• **GIVEN INSTRUCTION**
Render the rows, from the first line up to and including the line containing "- tab-contacts[interactable]: Kontakty: [0, 120, 93, 144]", as a Markdown table with the columns "No." and "Line". Number each line in order and leave out any blank lines.

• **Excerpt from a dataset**
______________________________
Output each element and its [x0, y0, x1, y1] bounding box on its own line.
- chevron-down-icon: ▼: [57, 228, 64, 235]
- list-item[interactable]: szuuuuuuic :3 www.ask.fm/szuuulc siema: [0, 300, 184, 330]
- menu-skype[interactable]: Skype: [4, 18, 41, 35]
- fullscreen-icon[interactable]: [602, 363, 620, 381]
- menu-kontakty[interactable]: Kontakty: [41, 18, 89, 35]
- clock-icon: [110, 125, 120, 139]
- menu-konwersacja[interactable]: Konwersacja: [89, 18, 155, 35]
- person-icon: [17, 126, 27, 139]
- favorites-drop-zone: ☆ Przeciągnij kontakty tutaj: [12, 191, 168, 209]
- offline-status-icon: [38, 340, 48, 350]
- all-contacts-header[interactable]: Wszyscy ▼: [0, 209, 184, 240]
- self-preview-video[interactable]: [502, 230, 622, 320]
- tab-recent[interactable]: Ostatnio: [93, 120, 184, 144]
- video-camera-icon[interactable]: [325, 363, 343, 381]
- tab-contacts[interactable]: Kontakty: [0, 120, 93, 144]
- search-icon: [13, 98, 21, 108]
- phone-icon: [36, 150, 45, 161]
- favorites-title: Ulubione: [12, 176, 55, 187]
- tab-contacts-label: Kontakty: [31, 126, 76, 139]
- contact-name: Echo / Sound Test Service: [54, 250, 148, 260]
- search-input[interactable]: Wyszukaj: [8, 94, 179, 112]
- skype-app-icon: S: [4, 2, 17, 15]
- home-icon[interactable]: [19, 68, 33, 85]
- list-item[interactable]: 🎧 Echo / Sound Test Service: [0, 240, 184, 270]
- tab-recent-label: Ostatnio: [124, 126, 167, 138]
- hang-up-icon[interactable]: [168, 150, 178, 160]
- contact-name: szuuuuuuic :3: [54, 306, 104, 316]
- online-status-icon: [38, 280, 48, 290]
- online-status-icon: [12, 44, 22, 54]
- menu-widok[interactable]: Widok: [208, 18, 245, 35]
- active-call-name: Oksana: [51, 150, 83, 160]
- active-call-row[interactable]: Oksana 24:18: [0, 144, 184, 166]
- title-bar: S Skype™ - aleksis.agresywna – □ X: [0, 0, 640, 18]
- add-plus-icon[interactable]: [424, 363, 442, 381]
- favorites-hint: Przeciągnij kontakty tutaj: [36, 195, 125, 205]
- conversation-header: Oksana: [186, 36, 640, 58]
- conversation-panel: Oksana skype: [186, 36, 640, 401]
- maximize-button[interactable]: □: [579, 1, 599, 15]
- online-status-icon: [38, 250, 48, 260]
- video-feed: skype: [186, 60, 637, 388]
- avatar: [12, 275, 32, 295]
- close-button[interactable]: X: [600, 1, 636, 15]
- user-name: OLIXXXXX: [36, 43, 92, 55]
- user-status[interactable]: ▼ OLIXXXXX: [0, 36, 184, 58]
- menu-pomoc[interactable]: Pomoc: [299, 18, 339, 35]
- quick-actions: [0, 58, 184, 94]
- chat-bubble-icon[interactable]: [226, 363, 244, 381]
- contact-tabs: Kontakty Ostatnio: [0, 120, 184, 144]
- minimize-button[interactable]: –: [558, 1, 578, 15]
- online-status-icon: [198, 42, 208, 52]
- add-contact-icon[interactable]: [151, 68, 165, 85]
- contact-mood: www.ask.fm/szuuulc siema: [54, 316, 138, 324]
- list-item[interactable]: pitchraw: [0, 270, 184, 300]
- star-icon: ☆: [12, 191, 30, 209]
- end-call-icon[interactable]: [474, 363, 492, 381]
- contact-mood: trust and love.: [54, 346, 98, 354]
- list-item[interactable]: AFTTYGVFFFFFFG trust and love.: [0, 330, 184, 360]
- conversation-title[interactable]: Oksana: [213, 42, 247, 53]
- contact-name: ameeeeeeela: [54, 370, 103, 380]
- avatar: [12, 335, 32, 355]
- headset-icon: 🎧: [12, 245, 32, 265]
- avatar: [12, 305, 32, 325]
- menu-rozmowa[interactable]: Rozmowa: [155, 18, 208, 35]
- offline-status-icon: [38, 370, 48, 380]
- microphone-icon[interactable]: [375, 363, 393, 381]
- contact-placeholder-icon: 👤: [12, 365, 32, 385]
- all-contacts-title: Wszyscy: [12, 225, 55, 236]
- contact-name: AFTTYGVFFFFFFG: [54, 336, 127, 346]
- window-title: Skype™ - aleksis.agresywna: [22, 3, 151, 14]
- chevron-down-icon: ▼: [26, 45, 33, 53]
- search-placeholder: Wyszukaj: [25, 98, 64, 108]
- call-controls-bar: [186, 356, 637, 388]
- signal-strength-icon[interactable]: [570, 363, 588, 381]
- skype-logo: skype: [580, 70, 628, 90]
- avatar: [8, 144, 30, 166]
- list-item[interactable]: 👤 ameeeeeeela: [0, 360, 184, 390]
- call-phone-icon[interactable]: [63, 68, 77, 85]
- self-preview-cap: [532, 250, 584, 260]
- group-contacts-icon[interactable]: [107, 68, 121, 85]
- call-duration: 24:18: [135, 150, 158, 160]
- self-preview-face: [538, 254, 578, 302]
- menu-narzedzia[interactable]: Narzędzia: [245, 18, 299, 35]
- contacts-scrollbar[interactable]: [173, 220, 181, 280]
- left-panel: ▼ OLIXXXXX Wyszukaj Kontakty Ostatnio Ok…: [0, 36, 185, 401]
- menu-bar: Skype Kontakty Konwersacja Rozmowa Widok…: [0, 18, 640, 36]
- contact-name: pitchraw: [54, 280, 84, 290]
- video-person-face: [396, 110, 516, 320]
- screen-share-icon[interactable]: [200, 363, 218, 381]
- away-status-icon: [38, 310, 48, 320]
______________________________
• **RESULT OF THIS EXERCISE**
| No. | Line |
|---|---|
| 1 | Output each element and its [x0, y0, x1, y1] bounding box on its own line. |
| 2 | - chevron-down-icon: ▼: [57, 228, 64, 235] |
| 3 | - list-item[interactable]: szuuuuuuic :3 www.ask.fm/szuuulc siema: [0, 300, 184, 330] |
| 4 | - menu-skype[interactable]: Skype: [4, 18, 41, 35] |
| 5 | - fullscreen-icon[interactable]: [602, 363, 620, 381] |
| 6 | - menu-kontakty[interactable]: Kontakty: [41, 18, 89, 35] |
| 7 | - clock-icon: [110, 125, 120, 139] |
| 8 | - menu-konwersacja[interactable]: Konwersacja: [89, 18, 155, 35] |
| 9 | - person-icon: [17, 126, 27, 139] |
| 10 | - favorites-drop-zone: ☆ Przeciągnij kontakty tutaj: [12, 191, 168, 209] |
| 11 | - offline-status-icon: [38, 340, 48, 350] |
| 12 | - all-contacts-header[interactable]: Wszyscy ▼: [0, 209, 184, 240] |
| 13 | - self-preview-video[interactable]: [502, 230, 622, 320] |
| 14 | - tab-recent[interactable]: Ostatnio: [93, 120, 184, 144] |
| 15 | - video-camera-icon[interactable]: [325, 363, 343, 381] |
| 16 | - tab-contacts[interactable]: Kontakty: [0, 120, 93, 144] |